Goal of the exercise
Extract all records. Keep each one exact.

Material for the task
* * * * * * *
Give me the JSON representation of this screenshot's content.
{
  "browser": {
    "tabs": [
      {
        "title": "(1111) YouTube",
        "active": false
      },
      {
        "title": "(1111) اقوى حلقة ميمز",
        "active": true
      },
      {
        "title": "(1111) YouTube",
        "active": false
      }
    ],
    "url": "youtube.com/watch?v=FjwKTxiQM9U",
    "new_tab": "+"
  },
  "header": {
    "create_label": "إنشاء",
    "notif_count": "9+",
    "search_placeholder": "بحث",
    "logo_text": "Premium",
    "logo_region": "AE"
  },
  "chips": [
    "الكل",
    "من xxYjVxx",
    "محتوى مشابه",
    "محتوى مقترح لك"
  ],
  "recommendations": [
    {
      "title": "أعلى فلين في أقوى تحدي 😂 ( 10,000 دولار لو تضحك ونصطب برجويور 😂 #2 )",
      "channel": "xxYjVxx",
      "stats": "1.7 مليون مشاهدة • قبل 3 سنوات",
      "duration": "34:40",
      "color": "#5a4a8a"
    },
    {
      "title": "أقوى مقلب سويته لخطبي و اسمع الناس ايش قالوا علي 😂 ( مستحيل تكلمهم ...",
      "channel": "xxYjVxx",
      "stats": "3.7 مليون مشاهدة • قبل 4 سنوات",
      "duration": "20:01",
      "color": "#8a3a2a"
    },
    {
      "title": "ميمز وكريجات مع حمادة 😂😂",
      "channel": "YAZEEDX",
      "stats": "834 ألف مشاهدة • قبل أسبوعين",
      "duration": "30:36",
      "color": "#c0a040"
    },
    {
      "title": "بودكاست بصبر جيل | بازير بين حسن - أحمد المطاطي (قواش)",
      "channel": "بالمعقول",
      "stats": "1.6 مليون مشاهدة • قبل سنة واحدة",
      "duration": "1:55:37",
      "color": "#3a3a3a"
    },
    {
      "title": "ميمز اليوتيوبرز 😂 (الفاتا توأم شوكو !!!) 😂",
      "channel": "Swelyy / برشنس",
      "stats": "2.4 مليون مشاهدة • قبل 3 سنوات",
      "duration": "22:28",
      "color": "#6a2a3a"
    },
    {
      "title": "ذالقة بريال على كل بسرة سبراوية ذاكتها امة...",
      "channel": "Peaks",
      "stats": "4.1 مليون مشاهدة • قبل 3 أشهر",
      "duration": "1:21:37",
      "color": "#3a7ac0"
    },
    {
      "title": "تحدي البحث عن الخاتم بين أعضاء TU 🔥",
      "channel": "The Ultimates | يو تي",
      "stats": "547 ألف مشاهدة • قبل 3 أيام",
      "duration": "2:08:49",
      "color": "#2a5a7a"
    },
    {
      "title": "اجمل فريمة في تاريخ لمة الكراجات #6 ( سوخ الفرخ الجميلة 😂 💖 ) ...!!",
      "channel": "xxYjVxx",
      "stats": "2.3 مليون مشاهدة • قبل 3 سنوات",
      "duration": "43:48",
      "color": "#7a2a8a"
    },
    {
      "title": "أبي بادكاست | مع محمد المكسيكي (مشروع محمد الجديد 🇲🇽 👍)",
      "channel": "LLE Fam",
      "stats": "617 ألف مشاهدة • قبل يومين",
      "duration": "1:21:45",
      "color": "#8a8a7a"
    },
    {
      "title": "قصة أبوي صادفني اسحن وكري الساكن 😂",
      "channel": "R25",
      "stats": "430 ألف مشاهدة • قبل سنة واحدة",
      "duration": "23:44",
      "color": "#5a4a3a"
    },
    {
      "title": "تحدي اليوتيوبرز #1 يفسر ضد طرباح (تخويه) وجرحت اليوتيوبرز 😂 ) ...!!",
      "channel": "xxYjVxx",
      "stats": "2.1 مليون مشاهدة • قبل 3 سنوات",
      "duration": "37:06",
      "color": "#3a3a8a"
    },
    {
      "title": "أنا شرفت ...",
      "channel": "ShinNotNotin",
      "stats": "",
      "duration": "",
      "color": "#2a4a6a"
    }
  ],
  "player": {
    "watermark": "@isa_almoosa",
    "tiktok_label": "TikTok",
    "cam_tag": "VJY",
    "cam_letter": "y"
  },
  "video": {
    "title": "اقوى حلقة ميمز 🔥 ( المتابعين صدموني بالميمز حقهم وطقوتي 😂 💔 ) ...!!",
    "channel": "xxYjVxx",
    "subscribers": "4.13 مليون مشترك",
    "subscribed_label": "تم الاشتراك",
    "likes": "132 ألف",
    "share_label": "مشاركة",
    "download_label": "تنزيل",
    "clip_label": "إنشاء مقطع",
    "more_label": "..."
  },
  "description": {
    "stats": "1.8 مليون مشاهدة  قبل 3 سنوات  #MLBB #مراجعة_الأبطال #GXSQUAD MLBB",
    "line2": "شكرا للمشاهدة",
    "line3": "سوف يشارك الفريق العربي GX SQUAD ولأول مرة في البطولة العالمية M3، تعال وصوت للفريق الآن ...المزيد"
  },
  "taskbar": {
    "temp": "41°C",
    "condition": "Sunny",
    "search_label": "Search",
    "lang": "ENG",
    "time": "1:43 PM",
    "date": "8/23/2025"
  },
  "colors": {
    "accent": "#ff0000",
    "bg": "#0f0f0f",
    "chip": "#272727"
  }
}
* * * * * * *
Reply to the task
Give me the JSON representation of this screenshot's content.
{
  "browser": {
    "tabs": [
      {
        "title": "(1111) YouTube",
        "active": false
      },
      {
        "title": "(1111) اقوى حلقة ميمز",
        "active": true
      },
      {
        "title": "(1111) YouTube",
        "active": false
      }
    ],
    "url": "youtube.com/watch?v=FjwKTxiQM9U",
    "new_tab": "+"
  },
  "header": {
    "create_label": "إنشاء",
    "notif_count": "9+",
    "search_placeholder": "بحث",
    "logo_text": "Premium",
    "logo_region": "AE"
  },
  "chips": [
    "الكل",
    "من xxYjVxx",
    "محتوى مشابه",
    "محتوى مقترح لك"
  ],
  "recommendations": [
    {
      "title": "أعلى فلين في أقوى تحدي 😂 ( 10,000 دولار لو تضحك ونصطب برجويور 😂 #2 )",
      "channel": "xxYjVxx",
      "stats": "1.7 مليون مشاهدة • قبل 3 سنوات",
      "duration": "34:40",
      "color": "#5a4a8a"
    },
    {
      "title": "أقوى مقلب سويته لخطبي و اسمع الناس ايش قالوا علي 😂 ( مستحيل تكلمهم ...",
      "channel": "xxYjVxx",
      "stats": "3.7 مليون مشاهدة • قبل 4 سنوات",
      "duration": "20:01",
      "color": "#8a3a2a"
    },
    {
      "title": "ميمز وكريجات مع حمادة 😂😂",
      "channel": "YAZEEDX",
      "stats": "834 ألف مشاهدة • قبل أسبوعين",
      "duration": "30:36",
      "color": "#c0a040"
    },
    {
      "title": "بودكاست بصبر جيل | بازير بين حسن - أحمد المطاطي (قواش)",
      "channel": "بالمعقول",
      "stats": "1.6 مليون مشاهدة • قبل سنة واحدة",
      "duration": "1:55:37",
      "color": "#3a3a3a"
    },
    {
      "title": "ميمز اليوتيوبرز 😂 (الفاتا توأم شوكو !!!) 😂",
      "channel": "Swelyy / برشنس",
      "stats": "2.4 مليون مشاهدة • قبل 3 سنوات",
      "duration": "22:28",
      "color": "#6a2a3a"
    },
    {
      "title": "ذالقة بريال على كل بسرة سبراوية ذاكتها امة...",
      "channel": "Peaks",
      "stats": "4.1 مليون مشاهدة • قبل 3 أشهر",
      "duration": "1:21:37",
      "color": "#3a7ac0"
    },
    {
      "title": "تحدي البحث عن الخاتم بين أعضاء TU 🔥",
      "channel": "The Ultimates | يو تي",
      "stats": "547 ألف مشاهدة • قبل 3 أيام",
      "duration": "2:08:49",
      "color": "#2a5a7a"
    },
    {
      "title": "اجمل فريمة في تاريخ لمة الكراجات #6 ( سوخ الفرخ الجميلة 😂 💖 ) ...!!",
      "channel": "xxYjVxx",
      "stats": "2.3 مليون مشاهدة • قبل 3 سنوات",
      "duration": "43:48",
      "color": "#7a2a8a"
    },
    {
      "title": "أبي بادكاست | مع محمد المكسيكي (مشروع محمد الجديد 🇲🇽 👍)",
      "channel": "LLE Fam",
      "stats": "617 ألف مشاهدة • قبل يومين",
      "duration": "1:21:45",
      "color": "#8a8a7a"
    },
    {
      "title": "قصة أبوي صادفني اسحن وكري الساكن 😂",
      "channel": "R25",
      "stats": "430 ألف مشاهدة • قبل سنة واحدة",
      "duration": "23:44",
      "color": "#5a4a3a"
    },
    {
      "title": "تحدي اليوتيوبرز #1 يفسر ضد طرباح (تخويه) وجرحت اليوتيوبرز 😂 ) ...!!",
      "channel": "xxYjVxx",
      "stats": "2.1 مليون مشاهدة • قبل 3 سنوات",
      "duration": "37:06",
      "color": "#3a3a8a"
    },
    {
      "title": "أنا شرفت ...",
      "channel": "ShinNotNotin",
      "stats": "",
      "duration": "",
      "color": "#2a4a6a"
    }
  ],
  "player": {
    "watermark": "@isa_almoosa",
    "tiktok_label": "TikTok",
    "cam_tag": "VJY",
    "cam_letter": "y"
  },
  "video": {
    "title": "اقوى حلقة ميمز 🔥 ( المتابعين صدموني بالميمز حقهم وطقوتي 😂 💔 ) ...!!",
    "channel": "xxYjVxx",
    "subscribers": "4.13 مليون مشترك",
    "subscribed_label": "تم الاشتراك",
    "likes": "132 ألف",
    "share_label": "مشاركة",
    "download_label": "تنزيل",
    "clip_label": "إنشاء مقطع",
    "more_label": "..."
  },
  "description": {
    "stats": "1.8 مليون مشاهدة  قبل 3 سنوات  #MLBB #مراجعة_الأبطال #GXSQUAD MLBB",
    "line2": "شكرا للمشاهدة",
    "line3": "سوف يشارك الفريق العربي GX SQUAD ولأول مرة في البطولة العالمية M3، تعال وصوت للفريق الآن ...المزيد"
  },
  "taskbar": {
    "temp": "41°C",
    "condition": "Sunny",
    "search_label": "Search",
    "lang": "ENG",
    "time": "1:43 PM",
    "date": "8/23/2025"
  },
  "colors": {
    "accent": "#ff0000",
    "bg": "#0f0f0f",
    "chip": "#272727"
  }
}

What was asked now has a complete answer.